> _REQUIRED WORK_
Collect from the data below each line with "cesta".

> _EXTRACTED ENTRIES_
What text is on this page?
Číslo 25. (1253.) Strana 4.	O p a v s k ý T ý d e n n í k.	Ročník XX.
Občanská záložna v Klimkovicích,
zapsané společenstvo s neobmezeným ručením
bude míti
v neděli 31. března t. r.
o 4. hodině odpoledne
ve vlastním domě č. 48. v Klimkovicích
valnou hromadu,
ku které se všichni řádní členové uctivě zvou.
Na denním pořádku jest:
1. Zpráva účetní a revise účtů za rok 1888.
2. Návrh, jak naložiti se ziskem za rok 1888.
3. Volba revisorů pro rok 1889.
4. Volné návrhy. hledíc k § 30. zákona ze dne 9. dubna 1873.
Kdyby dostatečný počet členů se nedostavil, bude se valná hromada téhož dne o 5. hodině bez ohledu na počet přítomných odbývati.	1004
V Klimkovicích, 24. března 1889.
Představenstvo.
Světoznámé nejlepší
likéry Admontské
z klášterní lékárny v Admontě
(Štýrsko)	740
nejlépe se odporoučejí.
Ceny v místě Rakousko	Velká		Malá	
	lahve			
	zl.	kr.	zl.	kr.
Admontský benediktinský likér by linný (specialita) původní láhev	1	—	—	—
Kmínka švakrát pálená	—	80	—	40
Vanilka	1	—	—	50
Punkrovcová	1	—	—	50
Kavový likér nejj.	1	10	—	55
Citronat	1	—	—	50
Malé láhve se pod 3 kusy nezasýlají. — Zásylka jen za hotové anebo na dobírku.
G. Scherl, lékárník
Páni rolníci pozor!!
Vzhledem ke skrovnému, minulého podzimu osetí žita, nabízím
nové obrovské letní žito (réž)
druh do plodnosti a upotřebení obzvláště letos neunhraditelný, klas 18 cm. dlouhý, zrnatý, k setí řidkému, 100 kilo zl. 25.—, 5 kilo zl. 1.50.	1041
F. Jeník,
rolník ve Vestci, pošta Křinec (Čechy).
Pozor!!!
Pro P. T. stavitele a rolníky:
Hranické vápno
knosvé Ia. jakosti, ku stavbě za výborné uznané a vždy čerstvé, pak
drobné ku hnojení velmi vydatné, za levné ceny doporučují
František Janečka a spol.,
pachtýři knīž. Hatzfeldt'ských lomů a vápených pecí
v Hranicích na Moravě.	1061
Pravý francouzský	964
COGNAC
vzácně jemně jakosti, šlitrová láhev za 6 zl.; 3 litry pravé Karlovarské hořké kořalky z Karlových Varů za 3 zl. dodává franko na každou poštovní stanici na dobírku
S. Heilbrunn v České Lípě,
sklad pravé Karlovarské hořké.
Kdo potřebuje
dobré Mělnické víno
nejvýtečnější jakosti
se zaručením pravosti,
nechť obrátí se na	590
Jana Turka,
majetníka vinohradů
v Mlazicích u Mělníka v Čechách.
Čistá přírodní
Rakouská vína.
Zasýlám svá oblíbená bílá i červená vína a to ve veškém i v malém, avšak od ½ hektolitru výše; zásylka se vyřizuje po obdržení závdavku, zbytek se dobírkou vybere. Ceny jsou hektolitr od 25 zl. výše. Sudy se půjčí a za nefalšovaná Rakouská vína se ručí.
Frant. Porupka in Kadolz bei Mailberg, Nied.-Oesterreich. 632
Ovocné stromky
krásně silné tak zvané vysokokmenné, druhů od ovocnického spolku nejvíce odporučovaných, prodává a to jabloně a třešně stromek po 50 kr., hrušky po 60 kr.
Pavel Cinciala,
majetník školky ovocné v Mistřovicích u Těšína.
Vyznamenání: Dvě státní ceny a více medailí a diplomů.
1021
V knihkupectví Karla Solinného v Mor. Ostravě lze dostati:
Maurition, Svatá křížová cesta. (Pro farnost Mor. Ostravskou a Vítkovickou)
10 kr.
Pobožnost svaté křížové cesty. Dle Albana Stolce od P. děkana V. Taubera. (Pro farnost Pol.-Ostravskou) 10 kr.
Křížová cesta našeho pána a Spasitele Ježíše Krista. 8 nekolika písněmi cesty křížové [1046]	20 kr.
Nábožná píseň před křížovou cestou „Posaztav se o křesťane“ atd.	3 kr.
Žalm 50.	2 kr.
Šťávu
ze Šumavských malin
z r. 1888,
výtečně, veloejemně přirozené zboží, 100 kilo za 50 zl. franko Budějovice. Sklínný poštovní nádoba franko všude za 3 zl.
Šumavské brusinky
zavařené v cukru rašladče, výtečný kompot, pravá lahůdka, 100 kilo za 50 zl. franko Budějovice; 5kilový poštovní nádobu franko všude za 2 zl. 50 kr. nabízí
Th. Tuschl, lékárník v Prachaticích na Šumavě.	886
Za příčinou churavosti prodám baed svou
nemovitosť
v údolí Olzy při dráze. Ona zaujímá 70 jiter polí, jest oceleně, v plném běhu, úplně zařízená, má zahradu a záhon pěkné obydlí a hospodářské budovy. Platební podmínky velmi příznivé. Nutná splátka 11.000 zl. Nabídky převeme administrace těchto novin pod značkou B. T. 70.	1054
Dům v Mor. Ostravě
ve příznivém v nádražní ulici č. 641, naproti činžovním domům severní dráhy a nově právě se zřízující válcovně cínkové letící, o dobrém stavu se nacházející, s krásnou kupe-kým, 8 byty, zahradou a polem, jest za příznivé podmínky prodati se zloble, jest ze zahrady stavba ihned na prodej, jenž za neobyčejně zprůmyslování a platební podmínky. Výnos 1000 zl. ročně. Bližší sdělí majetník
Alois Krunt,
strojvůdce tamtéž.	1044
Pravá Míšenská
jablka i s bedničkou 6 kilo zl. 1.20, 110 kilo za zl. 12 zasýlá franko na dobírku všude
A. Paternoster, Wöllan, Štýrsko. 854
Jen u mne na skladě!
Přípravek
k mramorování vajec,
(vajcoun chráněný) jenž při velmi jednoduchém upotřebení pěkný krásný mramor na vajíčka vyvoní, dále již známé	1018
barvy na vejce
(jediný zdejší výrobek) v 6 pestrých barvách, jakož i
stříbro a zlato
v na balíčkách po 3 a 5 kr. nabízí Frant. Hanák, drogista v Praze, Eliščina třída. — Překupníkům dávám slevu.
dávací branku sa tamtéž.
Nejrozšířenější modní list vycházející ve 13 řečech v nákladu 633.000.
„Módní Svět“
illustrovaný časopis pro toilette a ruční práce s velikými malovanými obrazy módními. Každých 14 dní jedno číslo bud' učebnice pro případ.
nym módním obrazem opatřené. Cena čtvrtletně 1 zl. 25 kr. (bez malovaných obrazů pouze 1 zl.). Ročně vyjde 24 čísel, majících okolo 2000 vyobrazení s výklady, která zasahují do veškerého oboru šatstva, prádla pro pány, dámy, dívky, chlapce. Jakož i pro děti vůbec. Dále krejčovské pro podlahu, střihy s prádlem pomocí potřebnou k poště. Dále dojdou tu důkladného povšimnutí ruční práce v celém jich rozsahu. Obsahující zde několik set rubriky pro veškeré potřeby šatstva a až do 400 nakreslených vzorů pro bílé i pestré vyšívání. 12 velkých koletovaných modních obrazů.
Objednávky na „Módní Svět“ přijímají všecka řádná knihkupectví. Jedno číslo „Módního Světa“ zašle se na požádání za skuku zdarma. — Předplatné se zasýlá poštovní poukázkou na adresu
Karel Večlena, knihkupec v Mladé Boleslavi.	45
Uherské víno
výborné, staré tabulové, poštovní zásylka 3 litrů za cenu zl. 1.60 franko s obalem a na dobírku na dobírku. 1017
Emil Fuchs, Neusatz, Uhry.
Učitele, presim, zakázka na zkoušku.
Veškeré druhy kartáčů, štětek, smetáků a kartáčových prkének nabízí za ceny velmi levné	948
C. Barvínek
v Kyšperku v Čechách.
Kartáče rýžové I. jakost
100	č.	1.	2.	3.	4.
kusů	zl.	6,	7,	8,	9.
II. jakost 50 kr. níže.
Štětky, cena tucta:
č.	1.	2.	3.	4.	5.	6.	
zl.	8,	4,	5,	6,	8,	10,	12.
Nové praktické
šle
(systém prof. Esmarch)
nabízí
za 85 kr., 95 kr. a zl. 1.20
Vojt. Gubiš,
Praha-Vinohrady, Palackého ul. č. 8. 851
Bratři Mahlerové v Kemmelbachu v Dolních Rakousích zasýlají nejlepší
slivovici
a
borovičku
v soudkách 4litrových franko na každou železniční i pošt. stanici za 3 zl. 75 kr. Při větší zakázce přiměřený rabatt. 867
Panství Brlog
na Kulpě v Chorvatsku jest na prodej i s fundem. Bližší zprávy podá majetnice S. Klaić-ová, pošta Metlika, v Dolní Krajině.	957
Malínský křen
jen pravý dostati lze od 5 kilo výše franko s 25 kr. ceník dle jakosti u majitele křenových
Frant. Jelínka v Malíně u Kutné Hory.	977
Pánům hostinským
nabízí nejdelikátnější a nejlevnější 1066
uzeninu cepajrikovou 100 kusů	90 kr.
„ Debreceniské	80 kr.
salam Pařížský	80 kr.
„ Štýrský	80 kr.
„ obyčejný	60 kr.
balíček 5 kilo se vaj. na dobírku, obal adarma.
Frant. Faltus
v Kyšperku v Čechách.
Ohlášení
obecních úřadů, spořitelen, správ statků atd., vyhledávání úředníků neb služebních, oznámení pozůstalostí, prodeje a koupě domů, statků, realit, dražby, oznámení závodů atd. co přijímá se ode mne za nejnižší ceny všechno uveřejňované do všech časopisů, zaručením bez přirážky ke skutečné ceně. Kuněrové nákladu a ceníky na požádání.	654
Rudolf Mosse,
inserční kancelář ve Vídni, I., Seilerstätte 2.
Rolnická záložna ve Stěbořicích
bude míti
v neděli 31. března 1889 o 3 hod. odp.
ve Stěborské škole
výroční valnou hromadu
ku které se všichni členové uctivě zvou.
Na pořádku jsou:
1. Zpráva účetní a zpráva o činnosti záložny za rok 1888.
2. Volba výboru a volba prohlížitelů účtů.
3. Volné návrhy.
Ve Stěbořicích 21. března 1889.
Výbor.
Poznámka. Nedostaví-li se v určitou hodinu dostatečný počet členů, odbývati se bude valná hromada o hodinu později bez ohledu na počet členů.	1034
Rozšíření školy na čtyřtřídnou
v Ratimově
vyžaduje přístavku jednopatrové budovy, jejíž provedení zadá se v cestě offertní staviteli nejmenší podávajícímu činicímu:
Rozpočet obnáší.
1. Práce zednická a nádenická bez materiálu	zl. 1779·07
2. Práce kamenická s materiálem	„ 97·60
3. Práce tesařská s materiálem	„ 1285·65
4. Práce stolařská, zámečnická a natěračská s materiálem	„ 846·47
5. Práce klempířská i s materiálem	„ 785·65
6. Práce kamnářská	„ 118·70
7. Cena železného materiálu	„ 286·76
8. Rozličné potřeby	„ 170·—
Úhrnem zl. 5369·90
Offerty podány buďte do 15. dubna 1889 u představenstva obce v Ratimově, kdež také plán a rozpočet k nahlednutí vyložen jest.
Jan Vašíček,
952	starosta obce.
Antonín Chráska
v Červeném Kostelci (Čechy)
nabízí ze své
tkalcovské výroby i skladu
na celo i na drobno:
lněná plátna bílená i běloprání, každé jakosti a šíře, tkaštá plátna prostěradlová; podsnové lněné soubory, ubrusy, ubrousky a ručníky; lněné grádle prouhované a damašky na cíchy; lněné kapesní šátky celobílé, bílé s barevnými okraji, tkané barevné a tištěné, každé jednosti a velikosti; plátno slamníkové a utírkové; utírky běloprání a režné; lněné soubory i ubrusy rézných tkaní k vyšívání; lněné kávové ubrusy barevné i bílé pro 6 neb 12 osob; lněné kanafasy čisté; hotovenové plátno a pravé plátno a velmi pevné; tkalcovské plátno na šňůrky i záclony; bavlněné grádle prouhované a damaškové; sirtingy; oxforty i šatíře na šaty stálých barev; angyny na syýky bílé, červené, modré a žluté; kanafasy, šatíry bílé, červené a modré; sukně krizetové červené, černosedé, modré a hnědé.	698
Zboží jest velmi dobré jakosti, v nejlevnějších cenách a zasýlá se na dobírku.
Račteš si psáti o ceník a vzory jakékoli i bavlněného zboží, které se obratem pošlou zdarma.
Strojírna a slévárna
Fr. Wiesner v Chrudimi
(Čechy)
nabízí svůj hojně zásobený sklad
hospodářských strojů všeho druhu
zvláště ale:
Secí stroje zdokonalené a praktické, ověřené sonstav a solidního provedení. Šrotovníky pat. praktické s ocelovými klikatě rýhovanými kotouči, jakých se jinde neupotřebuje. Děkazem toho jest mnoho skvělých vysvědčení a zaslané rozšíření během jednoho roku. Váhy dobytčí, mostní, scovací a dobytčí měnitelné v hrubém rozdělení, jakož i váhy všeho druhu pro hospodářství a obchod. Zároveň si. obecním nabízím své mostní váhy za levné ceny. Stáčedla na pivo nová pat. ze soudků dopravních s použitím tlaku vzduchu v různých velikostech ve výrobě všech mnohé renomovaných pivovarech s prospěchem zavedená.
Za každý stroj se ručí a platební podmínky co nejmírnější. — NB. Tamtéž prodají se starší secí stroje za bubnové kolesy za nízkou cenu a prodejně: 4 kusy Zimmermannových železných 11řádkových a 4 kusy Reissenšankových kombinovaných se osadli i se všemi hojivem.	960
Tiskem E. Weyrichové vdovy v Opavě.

> _REPLY_
Maurition, Svatá křížová cesta. (Pro farnost Mor. Ostravskou a Vítkovickou)
Křížová cesta našeho pána a Spasitele Ježíše Krista. 8 nekolika písněmi cesty křížové [1046]	20 kr.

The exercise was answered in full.